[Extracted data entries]
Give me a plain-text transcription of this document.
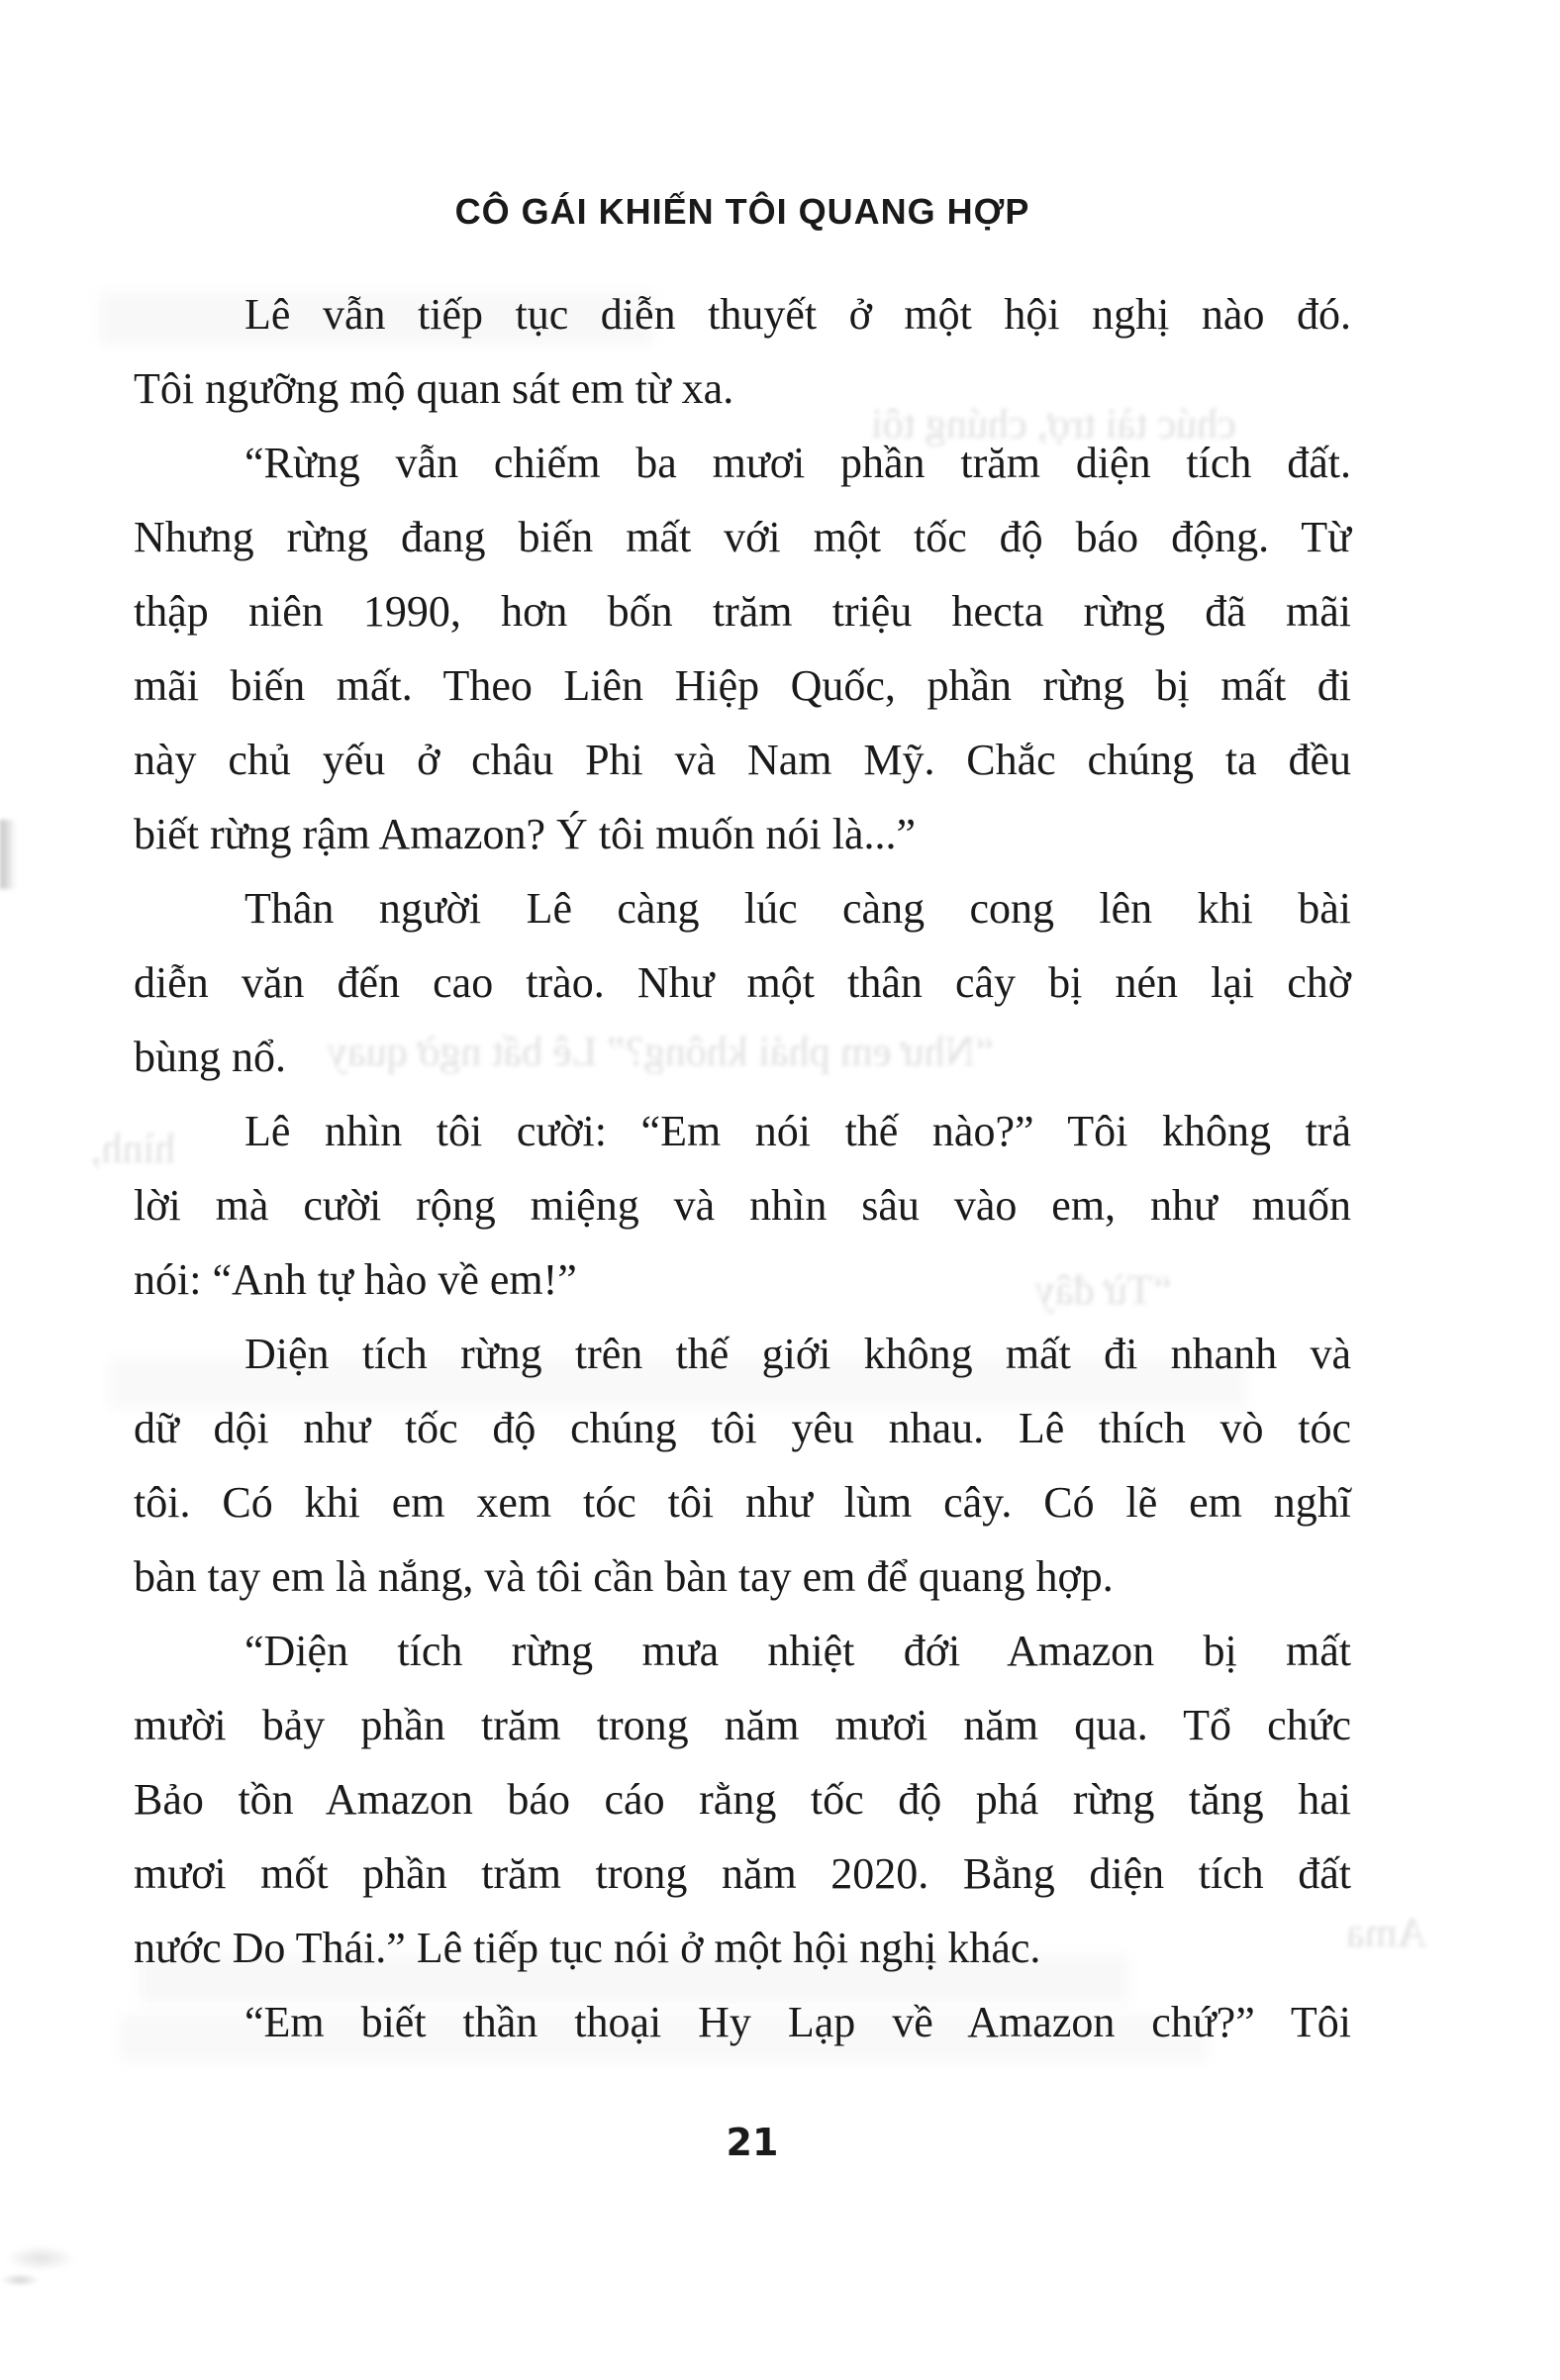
CÔ GÁI KHIẾN TÔI QUANG HỢP
Lê vẫn tiếp tục diễn thuyết ở một hội nghị nào đó.
Tôi ngưỡng mộ quan sát em từ xa.
“Rừng vẫn chiếm ba mươi phần trăm diện tích đất.
Nhưng rừng đang biến mất với một tốc độ báo động. Từ
thập niên 1990, hơn bốn trăm triệu hecta rừng đã mãi
mãi biến mất. Theo Liên Hiệp Quốc, phần rừng bị mất đi
này chủ yếu ở châu Phi và Nam Mỹ. Chắc chúng ta đều
biết rừng rậm Amazon? Ý tôi muốn nói là...”
Thân người Lê càng lúc càng cong lên khi bài
diễn văn đến cao trào. Như một thân cây bị nén lại chờ
bùng nổ.
Lê nhìn tôi cười: “Em nói thế nào?” Tôi không trả
lời mà cười rộng miệng và nhìn sâu vào em, như muốn
nói: “Anh tự hào về em!”
Diện tích rừng trên thế giới không mất đi nhanh và
dữ dội như tốc độ chúng tôi yêu nhau. Lê thích vò tóc
tôi. Có khi em xem tóc tôi như lùm cây. Có lẽ em nghĩ
bàn tay em là nắng, và tôi cần bàn tay em để quang hợp.
“Diện tích rừng mưa nhiệt đới Amazon bị mất
mười bảy phần trăm trong năm mươi năm qua. Tổ chức
Bảo tồn Amazon báo cáo rằng tốc độ phá rừng tăng hai
mươi mốt phần trăm trong năm 2020. Bằng diện tích đất
nước Do Thái.” Lê tiếp tục nói ở một hội nghị khác.
“Em biết thần thoại Hy Lạp về Amazon chứ?” Tôi
21
chúc tài trợ, chúng tôi
“Như em phải không?” Lê bất ngờ quay
hình,
“Từ đây
Ama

● **The exercise**
Transcribe every record above exactly as written, leaving out any pictures.

● **Completed task**
Give me a plain-text transcription of this document.
CÔ GÁI KHIẾN TÔI QUANG HỢP
Lê vẫn tiếp tục diễn thuyết ở một hội nghị nào đó.
Tôi ngưỡng mộ quan sát em từ xa.
“Rừng vẫn chiếm ba mươi phần trăm diện tích đất.
Nhưng rừng đang biến mất với một tốc độ báo động. Từ
thập niên 1990, hơn bốn trăm triệu hecta rừng đã mãi
mãi biến mất. Theo Liên Hiệp Quốc, phần rừng bị mất đi
này chủ yếu ở châu Phi và Nam Mỹ. Chắc chúng ta đều
biết rừng rậm Amazon? Ý tôi muốn nói là...”
Thân người Lê càng lúc càng cong lên khi bài
diễn văn đến cao trào. Như một thân cây bị nén lại chờ
bùng nổ.
Lê nhìn tôi cười: “Em nói thế nào?” Tôi không trả
lời mà cười rộng miệng và nhìn sâu vào em, như muốn
nói: “Anh tự hào về em!”
Diện tích rừng trên thế giới không mất đi nhanh và
dữ dội như tốc độ chúng tôi yêu nhau. Lê thích vò tóc
tôi. Có khi em xem tóc tôi như lùm cây. Có lẽ em nghĩ
bàn tay em là nắng, và tôi cần bàn tay em để quang hợp.
“Diện tích rừng mưa nhiệt đới Amazon bị mất
mười bảy phần trăm trong năm mươi năm qua. Tổ chức
Bảo tồn Amazon báo cáo rằng tốc độ phá rừng tăng hai
mươi mốt phần trăm trong năm 2020. Bằng diện tích đất
nước Do Thái.” Lê tiếp tục nói ở một hội nghị khác.
“Em biết thần thoại Hy Lạp về Amazon chứ?” Tôi
21
chúc tài trợ, chúng tôi
“Như em phải không?” Lê bất ngờ quay
hình,
“Từ đây
Ama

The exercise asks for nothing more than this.